____ EXERCISE DATA
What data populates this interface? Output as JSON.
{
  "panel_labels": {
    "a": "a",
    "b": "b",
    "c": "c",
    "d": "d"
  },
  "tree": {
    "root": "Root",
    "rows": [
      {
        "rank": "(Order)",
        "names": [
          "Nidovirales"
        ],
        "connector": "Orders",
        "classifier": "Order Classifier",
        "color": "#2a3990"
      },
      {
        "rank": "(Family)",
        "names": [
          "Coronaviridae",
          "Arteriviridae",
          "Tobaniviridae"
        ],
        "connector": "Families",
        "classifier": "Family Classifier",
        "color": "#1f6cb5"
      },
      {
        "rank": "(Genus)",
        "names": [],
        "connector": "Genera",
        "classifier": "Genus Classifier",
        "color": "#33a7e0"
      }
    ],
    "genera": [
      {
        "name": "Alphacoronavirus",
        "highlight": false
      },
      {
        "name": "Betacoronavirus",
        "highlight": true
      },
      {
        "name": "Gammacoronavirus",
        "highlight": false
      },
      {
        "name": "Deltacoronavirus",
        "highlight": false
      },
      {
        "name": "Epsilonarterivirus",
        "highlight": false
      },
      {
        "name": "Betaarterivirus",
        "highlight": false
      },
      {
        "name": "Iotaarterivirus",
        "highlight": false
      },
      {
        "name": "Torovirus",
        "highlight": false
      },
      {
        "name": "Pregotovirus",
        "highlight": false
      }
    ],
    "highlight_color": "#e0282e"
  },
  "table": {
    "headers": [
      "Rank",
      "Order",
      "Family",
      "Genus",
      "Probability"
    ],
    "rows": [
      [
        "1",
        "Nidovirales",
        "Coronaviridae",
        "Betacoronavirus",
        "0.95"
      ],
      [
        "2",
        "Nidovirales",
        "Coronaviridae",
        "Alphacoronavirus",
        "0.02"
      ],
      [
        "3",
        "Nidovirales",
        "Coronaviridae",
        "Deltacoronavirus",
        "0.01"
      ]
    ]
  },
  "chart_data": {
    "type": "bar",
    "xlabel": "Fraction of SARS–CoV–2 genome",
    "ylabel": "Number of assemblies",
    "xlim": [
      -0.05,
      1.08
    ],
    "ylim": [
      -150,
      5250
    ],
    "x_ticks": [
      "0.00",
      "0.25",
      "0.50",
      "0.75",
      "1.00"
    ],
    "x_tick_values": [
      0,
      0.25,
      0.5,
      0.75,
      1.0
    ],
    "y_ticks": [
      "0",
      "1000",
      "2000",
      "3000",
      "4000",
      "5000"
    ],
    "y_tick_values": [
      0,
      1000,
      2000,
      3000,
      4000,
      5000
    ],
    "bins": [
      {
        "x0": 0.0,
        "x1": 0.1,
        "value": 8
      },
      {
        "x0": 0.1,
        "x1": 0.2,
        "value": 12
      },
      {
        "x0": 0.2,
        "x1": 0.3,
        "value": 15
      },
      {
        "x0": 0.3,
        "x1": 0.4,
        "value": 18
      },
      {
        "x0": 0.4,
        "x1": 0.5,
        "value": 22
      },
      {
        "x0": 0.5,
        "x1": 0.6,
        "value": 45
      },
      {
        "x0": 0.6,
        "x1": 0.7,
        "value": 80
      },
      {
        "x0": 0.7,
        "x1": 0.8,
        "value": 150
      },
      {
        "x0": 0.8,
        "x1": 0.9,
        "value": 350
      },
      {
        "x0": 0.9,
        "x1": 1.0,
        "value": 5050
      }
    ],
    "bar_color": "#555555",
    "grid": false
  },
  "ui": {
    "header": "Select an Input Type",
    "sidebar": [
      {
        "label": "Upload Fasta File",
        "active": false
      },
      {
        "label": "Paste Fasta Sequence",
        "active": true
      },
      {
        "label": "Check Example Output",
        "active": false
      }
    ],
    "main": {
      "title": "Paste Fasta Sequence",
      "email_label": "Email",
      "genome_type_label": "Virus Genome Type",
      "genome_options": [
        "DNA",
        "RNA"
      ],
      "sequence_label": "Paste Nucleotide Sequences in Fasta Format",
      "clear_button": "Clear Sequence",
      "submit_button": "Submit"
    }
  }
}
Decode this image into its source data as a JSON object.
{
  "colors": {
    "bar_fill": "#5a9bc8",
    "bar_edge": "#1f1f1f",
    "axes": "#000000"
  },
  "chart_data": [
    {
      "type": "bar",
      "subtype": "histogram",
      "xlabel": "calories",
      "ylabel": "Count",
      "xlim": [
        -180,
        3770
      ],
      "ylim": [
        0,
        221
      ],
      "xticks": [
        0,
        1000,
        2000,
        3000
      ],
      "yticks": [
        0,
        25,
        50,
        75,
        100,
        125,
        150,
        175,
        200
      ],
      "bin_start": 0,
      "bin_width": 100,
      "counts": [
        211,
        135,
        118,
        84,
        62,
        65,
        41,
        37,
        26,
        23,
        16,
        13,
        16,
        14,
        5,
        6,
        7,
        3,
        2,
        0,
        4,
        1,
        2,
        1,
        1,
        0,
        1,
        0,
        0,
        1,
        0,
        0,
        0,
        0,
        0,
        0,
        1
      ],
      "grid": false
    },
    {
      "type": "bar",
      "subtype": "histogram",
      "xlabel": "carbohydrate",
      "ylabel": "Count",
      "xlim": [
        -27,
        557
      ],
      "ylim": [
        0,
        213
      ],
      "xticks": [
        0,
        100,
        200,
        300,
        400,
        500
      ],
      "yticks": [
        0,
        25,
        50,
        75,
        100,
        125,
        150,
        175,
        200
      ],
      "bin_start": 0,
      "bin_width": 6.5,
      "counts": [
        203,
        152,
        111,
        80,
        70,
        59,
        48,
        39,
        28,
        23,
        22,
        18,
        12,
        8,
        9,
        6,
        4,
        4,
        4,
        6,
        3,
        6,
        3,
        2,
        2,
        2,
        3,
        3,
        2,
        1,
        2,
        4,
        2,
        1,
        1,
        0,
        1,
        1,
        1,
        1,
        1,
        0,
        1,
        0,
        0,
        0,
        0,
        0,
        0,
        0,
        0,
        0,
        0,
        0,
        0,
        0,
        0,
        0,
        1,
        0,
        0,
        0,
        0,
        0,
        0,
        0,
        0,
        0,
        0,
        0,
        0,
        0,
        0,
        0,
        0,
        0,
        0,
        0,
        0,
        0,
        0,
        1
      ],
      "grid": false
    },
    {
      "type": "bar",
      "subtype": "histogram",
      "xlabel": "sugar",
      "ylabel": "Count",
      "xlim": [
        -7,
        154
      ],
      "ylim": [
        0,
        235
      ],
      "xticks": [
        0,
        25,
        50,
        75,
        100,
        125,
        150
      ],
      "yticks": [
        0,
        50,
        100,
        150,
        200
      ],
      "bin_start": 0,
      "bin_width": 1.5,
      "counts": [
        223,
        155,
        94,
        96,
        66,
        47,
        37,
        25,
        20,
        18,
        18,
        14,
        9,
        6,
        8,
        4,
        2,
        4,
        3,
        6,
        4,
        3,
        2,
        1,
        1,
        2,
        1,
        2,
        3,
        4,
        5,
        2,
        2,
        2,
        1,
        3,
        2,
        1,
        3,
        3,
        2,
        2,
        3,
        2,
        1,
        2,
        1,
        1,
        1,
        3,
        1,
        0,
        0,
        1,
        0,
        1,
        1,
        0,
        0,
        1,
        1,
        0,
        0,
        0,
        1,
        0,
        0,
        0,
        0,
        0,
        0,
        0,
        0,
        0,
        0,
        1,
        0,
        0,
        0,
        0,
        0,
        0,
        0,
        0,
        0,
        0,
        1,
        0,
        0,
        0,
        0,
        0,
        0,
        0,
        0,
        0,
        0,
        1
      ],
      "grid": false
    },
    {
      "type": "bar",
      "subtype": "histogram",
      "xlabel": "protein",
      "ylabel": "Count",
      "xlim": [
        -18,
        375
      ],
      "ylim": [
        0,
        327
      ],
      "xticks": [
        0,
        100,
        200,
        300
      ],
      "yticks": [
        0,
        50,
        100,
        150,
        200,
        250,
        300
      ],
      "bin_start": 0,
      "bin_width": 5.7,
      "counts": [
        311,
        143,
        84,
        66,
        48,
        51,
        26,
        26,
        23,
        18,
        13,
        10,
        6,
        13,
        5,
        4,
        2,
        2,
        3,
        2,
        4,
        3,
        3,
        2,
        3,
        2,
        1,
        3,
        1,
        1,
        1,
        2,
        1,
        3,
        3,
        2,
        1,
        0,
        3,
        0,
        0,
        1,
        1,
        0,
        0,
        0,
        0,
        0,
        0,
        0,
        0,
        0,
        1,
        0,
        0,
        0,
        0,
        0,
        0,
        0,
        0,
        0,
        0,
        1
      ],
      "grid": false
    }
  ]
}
________
▶ _HOW TO COMPLETE THIS TASK_:
In the data above, how many lines contain the word "classifier"? Only the number is wanted.

▶ _RESPONSE FOR THIS EXERCISE_:
3